Scan the records below for lines with the word "مارة", then state how many you find and nothing else.

** Task input **
>>
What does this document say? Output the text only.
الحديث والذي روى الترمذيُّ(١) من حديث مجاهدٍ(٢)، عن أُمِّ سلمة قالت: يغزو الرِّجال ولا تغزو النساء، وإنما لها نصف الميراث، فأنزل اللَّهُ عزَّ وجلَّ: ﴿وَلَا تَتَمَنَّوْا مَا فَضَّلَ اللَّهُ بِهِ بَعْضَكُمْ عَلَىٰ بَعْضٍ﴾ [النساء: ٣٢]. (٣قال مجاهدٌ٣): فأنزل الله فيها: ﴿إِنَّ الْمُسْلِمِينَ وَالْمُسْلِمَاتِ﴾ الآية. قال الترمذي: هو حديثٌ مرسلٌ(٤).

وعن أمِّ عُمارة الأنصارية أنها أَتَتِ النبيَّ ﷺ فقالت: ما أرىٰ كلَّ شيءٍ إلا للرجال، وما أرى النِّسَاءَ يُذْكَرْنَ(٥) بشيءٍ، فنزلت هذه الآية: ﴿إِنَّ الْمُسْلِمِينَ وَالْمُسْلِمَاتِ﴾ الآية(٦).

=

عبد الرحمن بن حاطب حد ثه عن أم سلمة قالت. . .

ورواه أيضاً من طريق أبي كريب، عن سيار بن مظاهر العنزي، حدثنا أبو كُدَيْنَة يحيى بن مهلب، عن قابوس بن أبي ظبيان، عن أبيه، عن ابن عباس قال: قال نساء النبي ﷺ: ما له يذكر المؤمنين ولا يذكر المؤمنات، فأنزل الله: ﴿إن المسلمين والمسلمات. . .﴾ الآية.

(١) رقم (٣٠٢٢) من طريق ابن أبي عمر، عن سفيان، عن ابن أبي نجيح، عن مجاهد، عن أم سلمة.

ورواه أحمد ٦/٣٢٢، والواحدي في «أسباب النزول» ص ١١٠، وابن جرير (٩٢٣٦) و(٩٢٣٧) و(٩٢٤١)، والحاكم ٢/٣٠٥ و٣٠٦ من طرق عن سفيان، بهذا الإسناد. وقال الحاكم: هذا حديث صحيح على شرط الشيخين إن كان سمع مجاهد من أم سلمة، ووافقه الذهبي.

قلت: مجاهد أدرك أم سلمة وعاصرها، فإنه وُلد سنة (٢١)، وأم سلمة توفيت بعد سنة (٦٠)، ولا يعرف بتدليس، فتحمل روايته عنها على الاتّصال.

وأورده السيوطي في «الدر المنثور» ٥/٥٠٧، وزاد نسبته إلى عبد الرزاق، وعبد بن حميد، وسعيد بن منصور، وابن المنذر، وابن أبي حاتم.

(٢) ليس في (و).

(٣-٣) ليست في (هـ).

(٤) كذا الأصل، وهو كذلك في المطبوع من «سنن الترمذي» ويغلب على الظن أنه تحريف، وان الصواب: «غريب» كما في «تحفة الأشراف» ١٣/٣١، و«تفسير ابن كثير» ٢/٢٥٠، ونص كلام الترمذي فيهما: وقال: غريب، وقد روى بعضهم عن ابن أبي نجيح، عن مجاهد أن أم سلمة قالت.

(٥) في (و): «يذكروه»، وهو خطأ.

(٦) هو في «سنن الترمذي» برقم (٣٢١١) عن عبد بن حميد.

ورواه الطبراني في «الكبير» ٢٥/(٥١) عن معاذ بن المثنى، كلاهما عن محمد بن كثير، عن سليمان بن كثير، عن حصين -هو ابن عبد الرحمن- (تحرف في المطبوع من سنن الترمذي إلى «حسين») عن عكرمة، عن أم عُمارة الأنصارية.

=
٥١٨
<<
** Correct answer **
2